**WHAT TO PRODUCE:**
Recast the records as a numbered list, starting at the beginning of the records and ending after the line that contains "The rotation arrow 116 is at (210, 612).". Omit blank lines and pictures.

(Data entries)
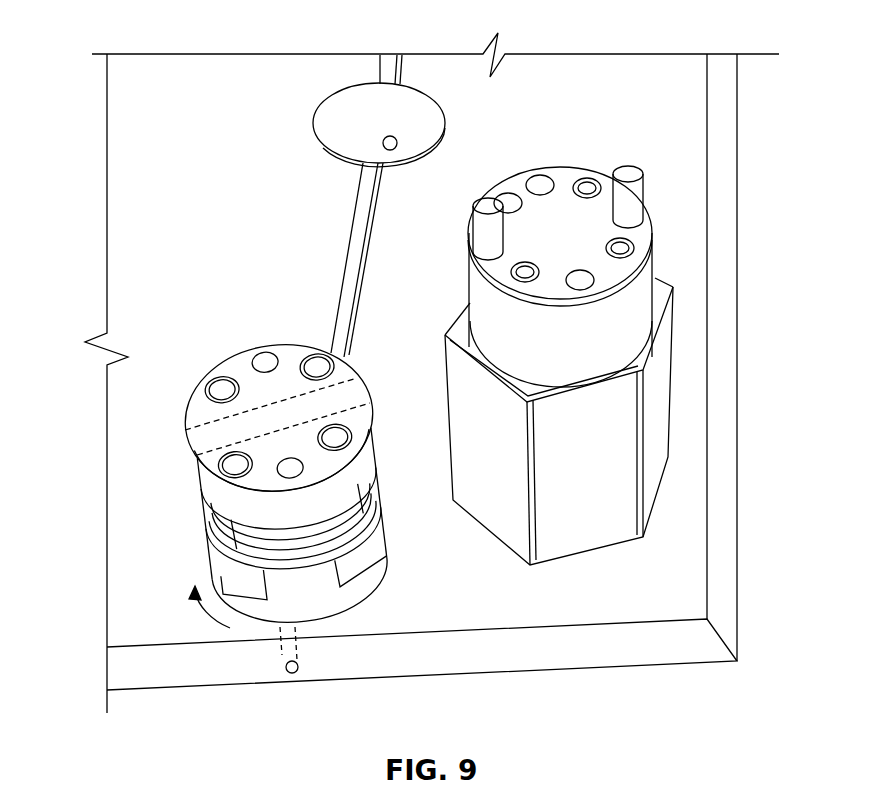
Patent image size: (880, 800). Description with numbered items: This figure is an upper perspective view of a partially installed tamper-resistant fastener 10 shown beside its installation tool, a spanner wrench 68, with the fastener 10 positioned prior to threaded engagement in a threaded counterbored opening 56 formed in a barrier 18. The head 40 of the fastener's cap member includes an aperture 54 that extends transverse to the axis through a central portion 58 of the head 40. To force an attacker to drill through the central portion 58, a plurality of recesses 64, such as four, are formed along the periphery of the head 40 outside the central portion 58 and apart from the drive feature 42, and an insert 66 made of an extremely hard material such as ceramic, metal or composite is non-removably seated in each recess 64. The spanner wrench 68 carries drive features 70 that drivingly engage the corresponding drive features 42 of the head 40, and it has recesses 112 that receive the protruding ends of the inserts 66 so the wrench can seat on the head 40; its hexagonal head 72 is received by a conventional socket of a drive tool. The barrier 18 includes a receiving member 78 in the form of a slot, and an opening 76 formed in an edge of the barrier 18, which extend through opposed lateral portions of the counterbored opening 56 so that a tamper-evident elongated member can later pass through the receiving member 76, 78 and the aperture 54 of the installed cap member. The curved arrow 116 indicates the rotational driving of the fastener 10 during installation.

The tamper-resistant fastener 10 is at (230, 440).
The barrier 18 is at (107, 93).
The head 40 is at (294, 530).
The drive feature 42 is at (277, 415).
The aperture 54 is at (279, 418).
The threaded counterbored opening 56 is at (447, 124).
The central portion 58 is at (205, 420).
The recesses 64 is at (278, 415).
The insert 66 is at (279, 415).
The spanner wrench 68 is at (646, 335).
The drive feature 70 is at (483, 207).
The hexagonal head 72 is at (673, 387).
The opening 76 is at (294, 676).
The receiving member 78 is at (378, 70).
The recesses 112 is at (637, 248).
The rotation arrow 116 is at (210, 612).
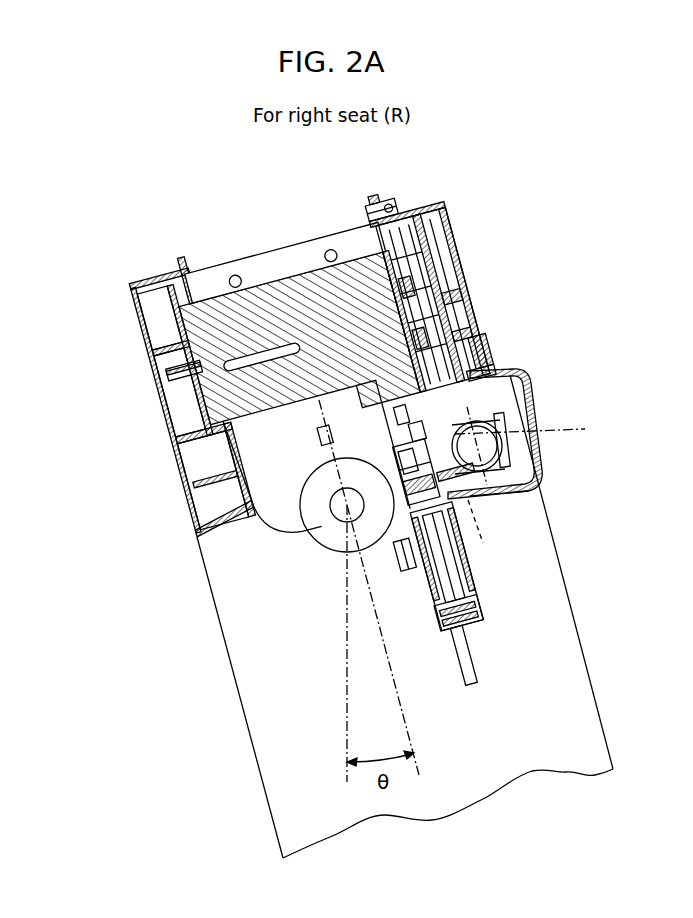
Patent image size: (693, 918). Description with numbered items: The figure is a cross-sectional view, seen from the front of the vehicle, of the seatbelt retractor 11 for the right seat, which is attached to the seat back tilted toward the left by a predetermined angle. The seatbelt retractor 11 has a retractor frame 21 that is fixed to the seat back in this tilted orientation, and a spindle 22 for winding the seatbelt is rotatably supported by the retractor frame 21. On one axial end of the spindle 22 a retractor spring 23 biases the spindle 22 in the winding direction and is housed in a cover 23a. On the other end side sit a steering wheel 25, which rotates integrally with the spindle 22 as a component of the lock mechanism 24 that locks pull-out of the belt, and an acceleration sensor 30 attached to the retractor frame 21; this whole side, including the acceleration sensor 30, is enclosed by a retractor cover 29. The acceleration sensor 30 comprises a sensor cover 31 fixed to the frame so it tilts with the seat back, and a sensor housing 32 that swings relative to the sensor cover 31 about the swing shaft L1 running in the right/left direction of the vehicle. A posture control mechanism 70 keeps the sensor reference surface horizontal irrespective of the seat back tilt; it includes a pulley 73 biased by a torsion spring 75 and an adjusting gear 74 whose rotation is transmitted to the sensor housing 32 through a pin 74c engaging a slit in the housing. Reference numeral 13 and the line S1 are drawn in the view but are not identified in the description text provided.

The seatbelt retractor 11 is at (490, 250).
The rod 13 is at (465, 663).
The retractor frame 21 is at (218, 280).
The spindle 22 is at (280, 320).
The retractor spring 23 is at (160, 318).
The cover 23a is at (140, 343).
The lock mechanism 24 is at (487, 351).
The steering wheel 25 is at (385, 218).
The retractor cover 29 is at (430, 215).
The acceleration sensor 30 is at (501, 418).
The sensor cover 31 is at (523, 453).
The sensor housing 32 is at (500, 497).
The posture control mechanism 70 is at (410, 578).
The pulley 73 is at (398, 465).
The adjusting gear 74 is at (404, 440).
The pin 74c is at (473, 497).
The torsion spring 75 is at (412, 548).
The swing shaft L1 is at (535, 432).
The axis line S1 is at (483, 543).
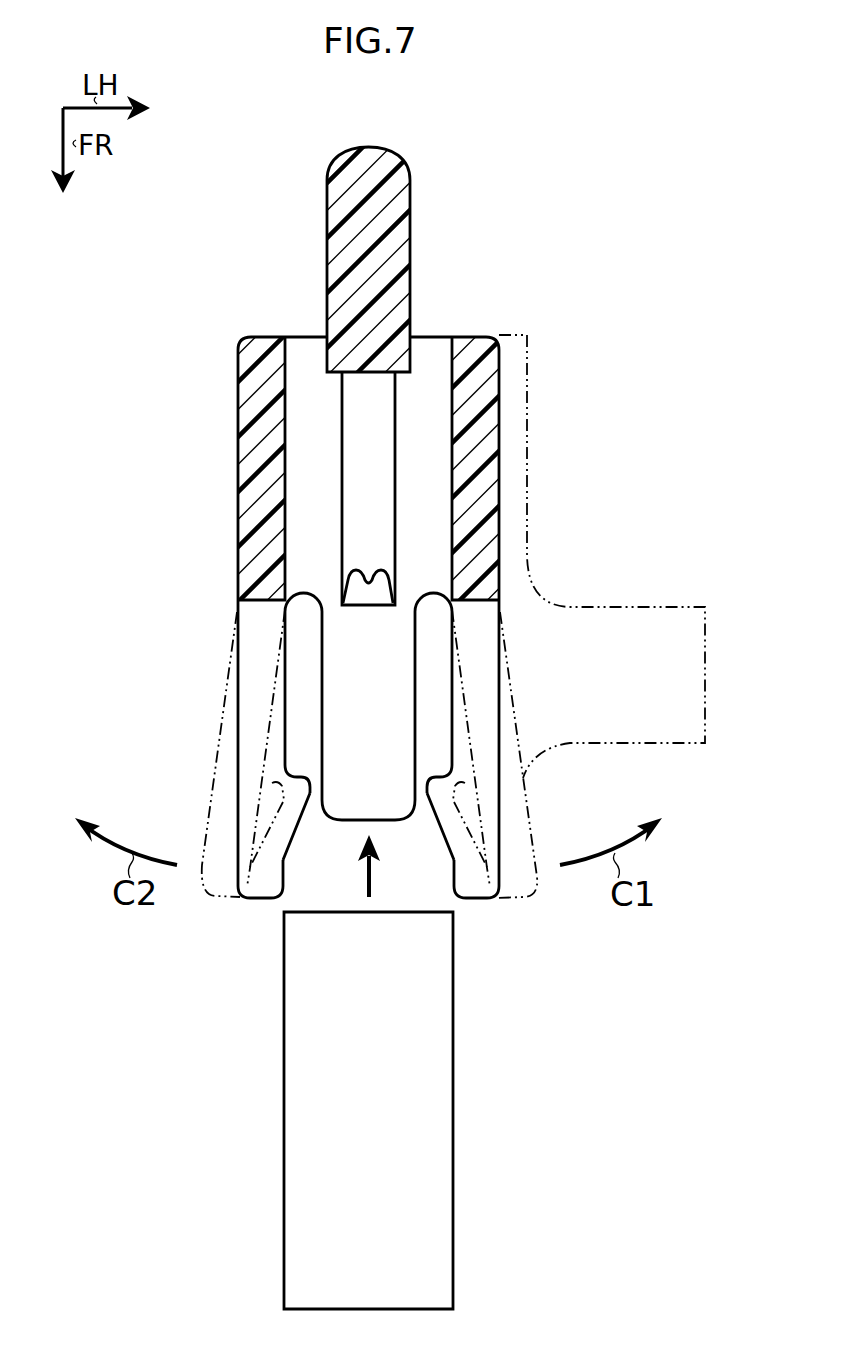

**RESULT BELOW:**
1. Patent image size: (880, 800). Description with numbered items: This figure is an upper perspective view of a partially installed tamper-resistant fastener 10 shown beside its installation tool, a spanner wrench 68, with the fastener 10 positioned prior to threaded engagement in a threaded counterbored opening 56 formed in a barrier 18. The head 40 of the fastener's cap member includes an aperture 54 that extends transverse to the axis through a central portion 58 of the head 40. To force an attacker to drill through the central portion 58, a plurality of recesses 64, such as four, are formed along the periphery of the head 40 outside the central portion 58 and apart from the drive feature 42, and an insert 66 made of an extremely hard material such as ceramic, metal or composite is non-removably seated in each recess 64. The spanner wrench 68 carries drive features 70 that drivingly engage the corresponding drive features 42 of the head 40, and it has recesses 112 that receive the protruding ends of the inserts 66 so the wrench can seat on the head 40; its hexagonal head 72 is received by a conventional socket of a drive tool. The barrier 18 includes a receiving member 78 in the form of a slot, and an opening 76 formed in an edge of the barrier 18, which extend through opposed lateral portions of the counterbored opening 56 so that a tamper-evident elongated member can later pass through the receiving member 76, 78 and the aperture 54 of the installed cap member. The curved arrow 116 indicates the rotational driving of the fastener 10 during installation.
2. The tamper-resistant fastener 10 is at (230, 440).
3. The barrier 18 is at (107, 93).
4. The head 40 is at (294, 530).
5. The drive feature 42 is at (277, 415).
6. The aperture 54 is at (279, 418).
7. The threaded counterbored opening 56 is at (447, 124).
8. The central portion 58 is at (205, 420).
9. The recesses 64 is at (278, 415).
10. The insert 66 is at (279, 415).
11. The spanner wrench 68 is at (646, 335).
12. The drive feature 70 is at (483, 207).
13. The hexagonal head 72 is at (673, 387).
14. The opening 76 is at (294, 676).
15. The receiving member 78 is at (378, 70).
16. The recesses 112 is at (637, 248).
17. The rotation arrow 116 is at (210, 612).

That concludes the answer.